Aim: In this study, we aimed to determine possible mitigation of radiationinduced
toxicities in the duodenum, jejunum and colon using post-exposure treatment with
resveratrol and alpha-lipoic acid.
Background: After the bone marrow, gastrointestinal system toxicity is the second critical
cause of death following whole-body exposure to radiation. Its side effects reduce the quality
of life of patients who have undergone radiotherapy. Resveratrol has an antioxidant effect
and stimulates DNA damage responses (DDRs). Alpha-lipoic acid neutralizes free radicals
via the recycling of ascorbic acid and alpha-tocopherol.
Objective: This study is a pilot investigation of the mitigation of enteritis using resveratrol
and alpha-lipoic acid following histopathological study.
Methods: 60 male mice were randomly assigned to six groups; control, resveratrol treatment,
alpha-lipoic acid treatment, whole-body irradiation, irradiation plus resveratrol, and
irradiation plus alpha-lipoic acid. The mice were irradiated with a single dose of 7 Gy from
a cobalt-60 gamma-ray source. Treatment with resveratrol or alpha-lipoic acid started 24 h
after irradiation and continued for 4 weeks. All mice were sacrificed after 30 days for histopathological
evaluation of radiation-induced toxicities in the duodenum, jejunum and colon.

TASKS TO COMPLETE
a) Copy everything in the abstract from "Aim: In this" down to "and alpha-lipoic acid.", switching "colon" to "large intestine".
b) Answer from the abstract:
(i) How many mice were used?
(ii) What radiation dose did the mice receive, and from what source?
(iii) When did treatment with resveratrol or alpha-lipoic acid begin?
c) Please carry on the abstract about radiation toxicity in the duodenum, jejunum and colon from where it stops.
These records have no connection to the abstract.

Stored data entries
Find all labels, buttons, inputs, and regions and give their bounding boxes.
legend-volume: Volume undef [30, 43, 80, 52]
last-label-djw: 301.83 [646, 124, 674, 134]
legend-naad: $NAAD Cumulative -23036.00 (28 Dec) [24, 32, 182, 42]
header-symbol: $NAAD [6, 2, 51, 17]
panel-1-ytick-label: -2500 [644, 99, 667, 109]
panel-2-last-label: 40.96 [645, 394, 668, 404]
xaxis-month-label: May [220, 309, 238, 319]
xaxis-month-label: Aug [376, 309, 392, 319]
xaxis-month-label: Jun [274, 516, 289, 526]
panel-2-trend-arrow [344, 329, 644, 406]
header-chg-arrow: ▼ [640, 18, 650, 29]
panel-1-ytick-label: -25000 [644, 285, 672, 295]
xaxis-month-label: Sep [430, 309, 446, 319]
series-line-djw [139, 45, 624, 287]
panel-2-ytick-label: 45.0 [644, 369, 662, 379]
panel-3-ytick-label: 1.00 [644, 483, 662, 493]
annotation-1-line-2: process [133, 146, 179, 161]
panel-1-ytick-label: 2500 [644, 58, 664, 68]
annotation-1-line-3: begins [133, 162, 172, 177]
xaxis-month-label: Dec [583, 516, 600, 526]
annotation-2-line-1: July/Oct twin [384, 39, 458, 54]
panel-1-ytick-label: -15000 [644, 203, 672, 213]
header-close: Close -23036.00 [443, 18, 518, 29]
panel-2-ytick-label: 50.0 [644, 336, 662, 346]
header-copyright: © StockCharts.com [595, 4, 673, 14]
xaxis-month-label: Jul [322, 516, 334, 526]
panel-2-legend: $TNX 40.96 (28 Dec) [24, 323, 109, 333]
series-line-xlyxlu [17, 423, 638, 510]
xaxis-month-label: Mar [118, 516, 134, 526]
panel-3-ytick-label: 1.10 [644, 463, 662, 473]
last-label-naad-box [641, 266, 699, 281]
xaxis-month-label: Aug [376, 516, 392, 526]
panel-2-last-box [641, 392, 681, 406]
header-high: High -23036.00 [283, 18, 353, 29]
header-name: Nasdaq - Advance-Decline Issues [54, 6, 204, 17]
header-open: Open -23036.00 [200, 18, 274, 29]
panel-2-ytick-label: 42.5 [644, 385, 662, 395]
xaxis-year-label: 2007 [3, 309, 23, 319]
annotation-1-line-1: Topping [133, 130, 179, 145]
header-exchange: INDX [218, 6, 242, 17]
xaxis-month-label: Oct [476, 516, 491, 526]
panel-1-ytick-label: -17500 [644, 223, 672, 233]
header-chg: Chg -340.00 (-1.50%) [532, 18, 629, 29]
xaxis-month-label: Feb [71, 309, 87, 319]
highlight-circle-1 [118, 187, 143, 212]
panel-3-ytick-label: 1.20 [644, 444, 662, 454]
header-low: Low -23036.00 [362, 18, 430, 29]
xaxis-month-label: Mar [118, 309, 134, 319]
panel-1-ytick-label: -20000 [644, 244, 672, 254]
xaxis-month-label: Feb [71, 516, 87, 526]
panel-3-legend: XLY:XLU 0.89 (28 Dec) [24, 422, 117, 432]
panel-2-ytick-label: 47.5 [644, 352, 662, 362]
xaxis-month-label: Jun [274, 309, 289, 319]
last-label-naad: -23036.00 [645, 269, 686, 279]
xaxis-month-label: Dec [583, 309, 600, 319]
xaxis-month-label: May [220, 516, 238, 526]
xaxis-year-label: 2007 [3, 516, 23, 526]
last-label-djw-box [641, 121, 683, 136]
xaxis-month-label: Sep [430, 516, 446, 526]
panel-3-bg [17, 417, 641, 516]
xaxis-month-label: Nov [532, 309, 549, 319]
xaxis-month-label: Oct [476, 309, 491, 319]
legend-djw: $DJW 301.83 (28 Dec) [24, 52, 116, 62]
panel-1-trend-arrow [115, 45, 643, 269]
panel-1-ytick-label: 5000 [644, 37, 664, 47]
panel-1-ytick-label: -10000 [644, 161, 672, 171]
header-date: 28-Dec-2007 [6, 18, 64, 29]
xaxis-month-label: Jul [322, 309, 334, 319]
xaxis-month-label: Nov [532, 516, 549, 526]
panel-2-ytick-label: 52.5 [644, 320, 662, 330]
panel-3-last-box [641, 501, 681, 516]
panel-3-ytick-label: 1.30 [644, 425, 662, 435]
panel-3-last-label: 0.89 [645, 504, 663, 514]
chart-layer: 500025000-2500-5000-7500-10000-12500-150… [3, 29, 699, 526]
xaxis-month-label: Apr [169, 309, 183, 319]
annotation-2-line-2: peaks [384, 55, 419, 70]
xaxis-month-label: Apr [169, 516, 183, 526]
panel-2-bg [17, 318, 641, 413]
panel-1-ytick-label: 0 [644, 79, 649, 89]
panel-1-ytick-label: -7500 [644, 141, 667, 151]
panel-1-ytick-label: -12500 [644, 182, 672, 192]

LIST OF ANSWERS
a)
Aim: In this study, we aimed to determine possible mitigation of radiationinduced
toxicities in the duodenum, jejunum and large intestine using post-exposure treatment with
resveratrol and alpha-lipoic acid.

b)
(i) 60 male mice.
(ii) A single dose of 7 Gy from a cobalt-60 gamma-ray source.
(iii) 24 h after irradiation.

c)
Results and Discussion: Exposure to radiation caused mild to severe damages to vessels,
goblet cells and villous. It also led to significant infiltration of macrophages and leukocytes,
especially in the colon. Both resveratrol and alpha-lipoic acid were able to mitigate
morphological changes. However, they could not mitigate vascular injury.
Conclusion: Resveratrol and alpha-lipoic acid could mitigate radiation-induced injuries in
the small and large intestine. A comparison between these agents showed that resveratrol
may be a more effective mitigator compared to alpha-lipoic acid.